(Recorded data)
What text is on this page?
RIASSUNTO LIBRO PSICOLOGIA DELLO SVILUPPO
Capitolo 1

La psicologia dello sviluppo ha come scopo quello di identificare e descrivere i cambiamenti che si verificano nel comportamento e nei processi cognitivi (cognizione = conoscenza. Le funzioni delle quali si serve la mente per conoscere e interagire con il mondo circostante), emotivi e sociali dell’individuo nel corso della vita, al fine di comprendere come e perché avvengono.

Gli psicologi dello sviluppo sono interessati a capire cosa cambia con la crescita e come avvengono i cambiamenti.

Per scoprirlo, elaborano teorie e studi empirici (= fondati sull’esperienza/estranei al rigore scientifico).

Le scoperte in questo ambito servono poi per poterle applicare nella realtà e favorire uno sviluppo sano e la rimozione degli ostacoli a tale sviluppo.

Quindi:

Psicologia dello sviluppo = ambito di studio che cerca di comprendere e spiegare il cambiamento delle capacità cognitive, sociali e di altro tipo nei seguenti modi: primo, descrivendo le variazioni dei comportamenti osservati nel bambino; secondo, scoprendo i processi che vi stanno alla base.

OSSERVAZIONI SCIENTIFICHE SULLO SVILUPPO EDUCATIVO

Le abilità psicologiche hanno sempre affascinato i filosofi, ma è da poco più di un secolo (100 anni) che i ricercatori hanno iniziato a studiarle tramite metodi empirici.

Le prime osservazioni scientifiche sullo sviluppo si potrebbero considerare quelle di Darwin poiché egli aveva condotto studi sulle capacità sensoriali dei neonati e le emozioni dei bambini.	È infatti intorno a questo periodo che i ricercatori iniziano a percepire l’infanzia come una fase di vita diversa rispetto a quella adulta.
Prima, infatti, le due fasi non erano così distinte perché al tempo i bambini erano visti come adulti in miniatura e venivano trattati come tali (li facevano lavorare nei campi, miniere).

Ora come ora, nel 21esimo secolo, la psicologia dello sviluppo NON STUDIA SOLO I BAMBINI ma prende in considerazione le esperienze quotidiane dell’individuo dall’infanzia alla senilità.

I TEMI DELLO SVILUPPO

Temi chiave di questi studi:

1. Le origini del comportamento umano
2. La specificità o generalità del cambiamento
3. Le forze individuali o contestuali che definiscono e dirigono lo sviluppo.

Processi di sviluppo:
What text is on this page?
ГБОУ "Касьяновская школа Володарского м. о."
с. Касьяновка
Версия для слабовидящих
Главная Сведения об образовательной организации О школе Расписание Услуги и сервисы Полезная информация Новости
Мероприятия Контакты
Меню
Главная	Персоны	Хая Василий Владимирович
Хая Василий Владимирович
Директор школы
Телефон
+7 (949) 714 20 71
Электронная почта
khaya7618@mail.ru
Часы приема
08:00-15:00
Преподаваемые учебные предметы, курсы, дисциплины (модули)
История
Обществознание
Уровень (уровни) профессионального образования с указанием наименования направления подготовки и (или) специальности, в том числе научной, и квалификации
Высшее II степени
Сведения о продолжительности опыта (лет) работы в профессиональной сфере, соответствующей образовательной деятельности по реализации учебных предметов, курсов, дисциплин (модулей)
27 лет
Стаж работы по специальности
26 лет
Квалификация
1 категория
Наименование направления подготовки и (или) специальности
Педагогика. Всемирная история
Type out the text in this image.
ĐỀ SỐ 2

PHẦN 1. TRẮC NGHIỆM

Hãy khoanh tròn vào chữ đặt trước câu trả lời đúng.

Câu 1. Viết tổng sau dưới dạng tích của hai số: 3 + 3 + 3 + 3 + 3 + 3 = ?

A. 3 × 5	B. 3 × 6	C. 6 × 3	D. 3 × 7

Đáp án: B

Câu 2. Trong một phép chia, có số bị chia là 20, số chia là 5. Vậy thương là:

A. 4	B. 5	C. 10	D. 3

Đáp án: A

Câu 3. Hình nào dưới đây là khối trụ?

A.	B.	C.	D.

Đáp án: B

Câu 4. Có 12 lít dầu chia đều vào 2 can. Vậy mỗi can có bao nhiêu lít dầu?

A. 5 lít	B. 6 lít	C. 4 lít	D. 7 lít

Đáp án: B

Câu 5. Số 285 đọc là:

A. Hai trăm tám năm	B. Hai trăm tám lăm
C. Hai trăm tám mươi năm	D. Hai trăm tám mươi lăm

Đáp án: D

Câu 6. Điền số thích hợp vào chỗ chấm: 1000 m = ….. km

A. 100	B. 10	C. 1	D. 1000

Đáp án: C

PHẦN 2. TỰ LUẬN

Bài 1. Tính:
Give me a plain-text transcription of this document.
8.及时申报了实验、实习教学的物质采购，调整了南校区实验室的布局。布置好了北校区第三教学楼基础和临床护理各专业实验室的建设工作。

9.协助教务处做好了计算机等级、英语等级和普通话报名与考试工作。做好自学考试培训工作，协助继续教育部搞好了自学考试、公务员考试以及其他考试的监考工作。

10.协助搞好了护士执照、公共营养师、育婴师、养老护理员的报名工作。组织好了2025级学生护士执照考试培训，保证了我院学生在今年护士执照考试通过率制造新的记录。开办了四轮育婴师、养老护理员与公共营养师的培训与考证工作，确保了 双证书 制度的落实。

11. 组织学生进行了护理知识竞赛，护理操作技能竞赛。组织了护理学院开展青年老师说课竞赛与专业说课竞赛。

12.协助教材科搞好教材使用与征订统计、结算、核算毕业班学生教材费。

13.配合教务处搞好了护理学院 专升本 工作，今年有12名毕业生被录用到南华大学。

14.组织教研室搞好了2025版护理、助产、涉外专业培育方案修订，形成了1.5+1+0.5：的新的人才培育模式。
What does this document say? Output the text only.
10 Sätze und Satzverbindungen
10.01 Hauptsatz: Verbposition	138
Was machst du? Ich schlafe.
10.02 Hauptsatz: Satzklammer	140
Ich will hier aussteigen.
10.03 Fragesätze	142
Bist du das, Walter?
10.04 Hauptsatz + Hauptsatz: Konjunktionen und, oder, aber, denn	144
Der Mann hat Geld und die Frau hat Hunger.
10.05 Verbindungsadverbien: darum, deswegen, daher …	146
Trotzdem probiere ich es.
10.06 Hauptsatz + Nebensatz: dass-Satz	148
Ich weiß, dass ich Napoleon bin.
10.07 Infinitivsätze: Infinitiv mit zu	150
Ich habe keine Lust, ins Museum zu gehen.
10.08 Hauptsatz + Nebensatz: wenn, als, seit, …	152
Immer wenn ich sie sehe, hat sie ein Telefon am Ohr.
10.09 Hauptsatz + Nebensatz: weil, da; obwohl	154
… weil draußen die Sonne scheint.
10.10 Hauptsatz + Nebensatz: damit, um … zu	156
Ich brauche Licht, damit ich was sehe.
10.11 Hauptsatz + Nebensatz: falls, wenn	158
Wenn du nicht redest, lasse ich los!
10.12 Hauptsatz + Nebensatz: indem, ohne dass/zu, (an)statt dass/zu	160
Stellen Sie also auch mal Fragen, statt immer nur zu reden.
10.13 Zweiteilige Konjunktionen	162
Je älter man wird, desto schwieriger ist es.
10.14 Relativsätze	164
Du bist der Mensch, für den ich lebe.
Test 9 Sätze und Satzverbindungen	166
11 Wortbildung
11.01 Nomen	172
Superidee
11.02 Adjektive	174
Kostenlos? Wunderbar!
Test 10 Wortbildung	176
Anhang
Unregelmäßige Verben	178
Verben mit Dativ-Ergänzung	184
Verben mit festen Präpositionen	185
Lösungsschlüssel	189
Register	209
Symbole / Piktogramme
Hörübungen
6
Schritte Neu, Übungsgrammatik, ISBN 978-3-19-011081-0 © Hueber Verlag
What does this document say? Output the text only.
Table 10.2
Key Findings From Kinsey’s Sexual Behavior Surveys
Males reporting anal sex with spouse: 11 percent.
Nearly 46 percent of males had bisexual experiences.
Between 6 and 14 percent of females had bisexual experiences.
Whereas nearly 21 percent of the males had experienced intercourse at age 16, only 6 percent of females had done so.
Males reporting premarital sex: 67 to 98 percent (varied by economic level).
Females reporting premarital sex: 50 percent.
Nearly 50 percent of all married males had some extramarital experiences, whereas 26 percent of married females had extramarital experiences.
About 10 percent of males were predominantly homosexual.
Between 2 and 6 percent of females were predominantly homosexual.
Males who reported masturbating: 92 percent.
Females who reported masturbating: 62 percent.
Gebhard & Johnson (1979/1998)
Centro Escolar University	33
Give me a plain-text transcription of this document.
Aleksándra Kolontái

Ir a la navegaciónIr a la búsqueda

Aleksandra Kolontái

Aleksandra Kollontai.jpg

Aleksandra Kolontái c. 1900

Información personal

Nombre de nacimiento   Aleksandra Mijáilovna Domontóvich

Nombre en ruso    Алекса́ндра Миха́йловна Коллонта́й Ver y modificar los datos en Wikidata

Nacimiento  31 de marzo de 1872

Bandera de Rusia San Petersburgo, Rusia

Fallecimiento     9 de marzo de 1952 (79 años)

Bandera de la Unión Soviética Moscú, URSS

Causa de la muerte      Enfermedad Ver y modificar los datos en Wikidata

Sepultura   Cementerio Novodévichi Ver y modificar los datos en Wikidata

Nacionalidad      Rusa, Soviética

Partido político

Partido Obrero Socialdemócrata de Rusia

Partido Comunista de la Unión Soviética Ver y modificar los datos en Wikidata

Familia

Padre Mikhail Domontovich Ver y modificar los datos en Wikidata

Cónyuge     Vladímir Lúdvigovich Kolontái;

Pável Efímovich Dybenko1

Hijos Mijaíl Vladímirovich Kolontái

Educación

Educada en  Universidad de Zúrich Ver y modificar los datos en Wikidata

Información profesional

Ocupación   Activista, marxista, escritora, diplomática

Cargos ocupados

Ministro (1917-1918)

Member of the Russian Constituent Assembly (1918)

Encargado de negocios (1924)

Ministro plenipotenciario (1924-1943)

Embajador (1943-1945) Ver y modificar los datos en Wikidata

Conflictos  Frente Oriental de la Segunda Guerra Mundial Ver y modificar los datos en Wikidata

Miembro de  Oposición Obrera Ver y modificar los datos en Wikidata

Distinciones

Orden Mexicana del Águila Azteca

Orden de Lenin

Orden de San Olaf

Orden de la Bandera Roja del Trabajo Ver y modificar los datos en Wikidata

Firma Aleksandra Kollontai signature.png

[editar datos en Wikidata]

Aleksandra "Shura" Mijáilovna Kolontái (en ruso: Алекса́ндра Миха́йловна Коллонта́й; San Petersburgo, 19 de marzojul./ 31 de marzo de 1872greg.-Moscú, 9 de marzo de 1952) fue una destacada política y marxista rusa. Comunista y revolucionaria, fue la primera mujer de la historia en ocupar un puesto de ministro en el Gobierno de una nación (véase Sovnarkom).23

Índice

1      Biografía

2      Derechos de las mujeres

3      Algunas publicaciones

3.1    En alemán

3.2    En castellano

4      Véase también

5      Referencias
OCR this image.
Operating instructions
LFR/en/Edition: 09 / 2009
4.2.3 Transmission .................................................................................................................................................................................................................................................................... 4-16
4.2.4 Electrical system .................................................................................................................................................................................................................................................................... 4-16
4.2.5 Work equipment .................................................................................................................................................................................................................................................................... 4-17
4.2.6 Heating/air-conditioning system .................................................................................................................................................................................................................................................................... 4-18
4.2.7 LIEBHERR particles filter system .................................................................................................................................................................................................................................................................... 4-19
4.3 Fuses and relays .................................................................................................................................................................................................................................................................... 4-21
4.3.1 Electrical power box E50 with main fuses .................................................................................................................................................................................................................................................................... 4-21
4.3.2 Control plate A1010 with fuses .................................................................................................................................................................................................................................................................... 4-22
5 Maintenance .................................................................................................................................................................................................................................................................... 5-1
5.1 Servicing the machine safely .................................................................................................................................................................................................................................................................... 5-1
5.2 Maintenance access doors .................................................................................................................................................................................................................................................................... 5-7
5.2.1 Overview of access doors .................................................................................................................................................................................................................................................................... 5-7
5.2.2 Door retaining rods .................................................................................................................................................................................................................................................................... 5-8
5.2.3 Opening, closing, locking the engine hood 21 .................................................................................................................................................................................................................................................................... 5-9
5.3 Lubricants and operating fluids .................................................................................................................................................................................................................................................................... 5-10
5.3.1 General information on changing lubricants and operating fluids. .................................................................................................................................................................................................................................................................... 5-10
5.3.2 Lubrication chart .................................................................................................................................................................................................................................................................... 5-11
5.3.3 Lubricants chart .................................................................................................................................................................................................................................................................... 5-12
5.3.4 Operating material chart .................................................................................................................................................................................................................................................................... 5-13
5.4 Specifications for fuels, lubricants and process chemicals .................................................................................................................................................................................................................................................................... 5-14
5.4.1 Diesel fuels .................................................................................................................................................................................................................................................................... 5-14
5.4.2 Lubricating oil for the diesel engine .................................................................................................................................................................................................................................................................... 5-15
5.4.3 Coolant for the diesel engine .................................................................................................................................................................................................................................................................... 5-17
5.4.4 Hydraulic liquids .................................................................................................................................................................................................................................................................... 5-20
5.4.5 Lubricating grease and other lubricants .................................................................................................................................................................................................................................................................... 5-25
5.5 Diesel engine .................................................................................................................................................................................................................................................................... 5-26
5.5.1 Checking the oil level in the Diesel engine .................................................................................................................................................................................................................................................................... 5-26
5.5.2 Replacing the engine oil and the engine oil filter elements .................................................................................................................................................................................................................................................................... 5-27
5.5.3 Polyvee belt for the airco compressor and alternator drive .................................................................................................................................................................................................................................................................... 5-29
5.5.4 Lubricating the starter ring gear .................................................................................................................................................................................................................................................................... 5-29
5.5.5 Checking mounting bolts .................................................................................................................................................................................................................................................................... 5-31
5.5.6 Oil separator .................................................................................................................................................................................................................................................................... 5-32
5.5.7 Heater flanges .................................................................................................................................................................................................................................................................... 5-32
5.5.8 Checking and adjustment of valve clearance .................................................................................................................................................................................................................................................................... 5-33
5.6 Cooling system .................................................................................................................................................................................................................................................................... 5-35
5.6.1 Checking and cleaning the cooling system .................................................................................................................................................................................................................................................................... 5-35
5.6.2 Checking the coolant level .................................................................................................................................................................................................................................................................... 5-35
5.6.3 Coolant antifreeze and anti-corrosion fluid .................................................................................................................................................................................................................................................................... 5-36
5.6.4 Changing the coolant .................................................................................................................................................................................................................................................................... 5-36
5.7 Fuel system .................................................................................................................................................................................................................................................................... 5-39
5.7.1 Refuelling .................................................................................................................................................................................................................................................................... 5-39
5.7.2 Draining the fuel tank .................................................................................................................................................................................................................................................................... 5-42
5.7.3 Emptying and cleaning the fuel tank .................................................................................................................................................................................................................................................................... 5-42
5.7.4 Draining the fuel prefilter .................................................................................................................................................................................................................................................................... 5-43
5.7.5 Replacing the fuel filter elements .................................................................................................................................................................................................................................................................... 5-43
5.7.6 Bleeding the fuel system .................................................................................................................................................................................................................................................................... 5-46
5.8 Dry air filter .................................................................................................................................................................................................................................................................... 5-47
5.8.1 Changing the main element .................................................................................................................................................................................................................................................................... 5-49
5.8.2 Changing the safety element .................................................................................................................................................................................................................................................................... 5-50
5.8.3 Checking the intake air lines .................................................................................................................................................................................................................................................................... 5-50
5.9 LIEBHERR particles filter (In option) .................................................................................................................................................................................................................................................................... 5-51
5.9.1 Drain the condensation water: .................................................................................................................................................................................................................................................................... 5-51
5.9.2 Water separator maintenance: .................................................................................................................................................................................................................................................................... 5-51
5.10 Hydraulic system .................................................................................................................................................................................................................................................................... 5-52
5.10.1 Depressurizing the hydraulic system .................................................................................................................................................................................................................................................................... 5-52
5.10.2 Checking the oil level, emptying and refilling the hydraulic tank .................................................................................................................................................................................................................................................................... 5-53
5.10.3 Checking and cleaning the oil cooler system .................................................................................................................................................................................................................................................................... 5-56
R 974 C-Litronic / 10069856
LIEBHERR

→ Exercise brief:
Extract all lines containing the word "homosexual".

→ Response below:
About 10 percent of males were predominantly homosexual.
Between 2 and 6 percent of females were predominantly homosexual.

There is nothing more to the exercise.